● Data section:
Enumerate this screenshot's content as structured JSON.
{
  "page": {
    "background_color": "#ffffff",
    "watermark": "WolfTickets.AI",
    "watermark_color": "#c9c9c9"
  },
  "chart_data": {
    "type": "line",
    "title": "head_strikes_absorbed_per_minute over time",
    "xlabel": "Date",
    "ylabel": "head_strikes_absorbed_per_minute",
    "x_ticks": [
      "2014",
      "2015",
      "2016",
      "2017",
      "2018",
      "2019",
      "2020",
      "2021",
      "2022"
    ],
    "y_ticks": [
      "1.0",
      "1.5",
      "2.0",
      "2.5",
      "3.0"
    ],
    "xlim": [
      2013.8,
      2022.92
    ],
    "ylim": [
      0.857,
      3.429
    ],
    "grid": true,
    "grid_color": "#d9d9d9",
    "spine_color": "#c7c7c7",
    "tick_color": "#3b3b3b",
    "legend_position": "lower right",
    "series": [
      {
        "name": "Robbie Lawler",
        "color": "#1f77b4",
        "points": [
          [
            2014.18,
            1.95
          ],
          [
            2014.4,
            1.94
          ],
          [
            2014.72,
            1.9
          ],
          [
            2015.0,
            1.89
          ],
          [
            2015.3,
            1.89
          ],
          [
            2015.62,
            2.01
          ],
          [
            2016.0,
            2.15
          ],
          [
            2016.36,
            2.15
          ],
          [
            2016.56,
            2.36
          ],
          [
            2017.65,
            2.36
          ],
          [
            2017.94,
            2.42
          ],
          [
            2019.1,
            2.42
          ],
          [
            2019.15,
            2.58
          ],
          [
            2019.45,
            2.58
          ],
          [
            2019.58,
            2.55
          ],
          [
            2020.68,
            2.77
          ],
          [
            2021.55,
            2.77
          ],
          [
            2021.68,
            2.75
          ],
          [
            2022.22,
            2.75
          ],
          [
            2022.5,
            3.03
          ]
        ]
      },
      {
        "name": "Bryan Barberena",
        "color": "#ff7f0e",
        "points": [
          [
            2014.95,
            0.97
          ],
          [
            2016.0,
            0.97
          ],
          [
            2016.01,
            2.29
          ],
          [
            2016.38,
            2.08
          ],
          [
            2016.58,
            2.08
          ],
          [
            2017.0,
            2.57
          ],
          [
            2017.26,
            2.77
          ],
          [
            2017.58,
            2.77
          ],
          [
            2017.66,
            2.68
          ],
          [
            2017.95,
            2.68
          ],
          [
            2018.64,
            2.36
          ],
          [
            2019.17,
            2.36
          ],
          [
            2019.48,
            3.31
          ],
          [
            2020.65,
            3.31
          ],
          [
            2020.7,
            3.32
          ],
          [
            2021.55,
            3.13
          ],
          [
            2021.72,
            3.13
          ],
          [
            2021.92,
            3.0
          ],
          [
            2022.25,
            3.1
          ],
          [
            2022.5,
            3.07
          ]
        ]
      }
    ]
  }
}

● Set problem:
Spot every line that holds "name" and copy it.

● Full solution:
        "name": "Robbie Lawler",
        "name": "Bryan Barberena",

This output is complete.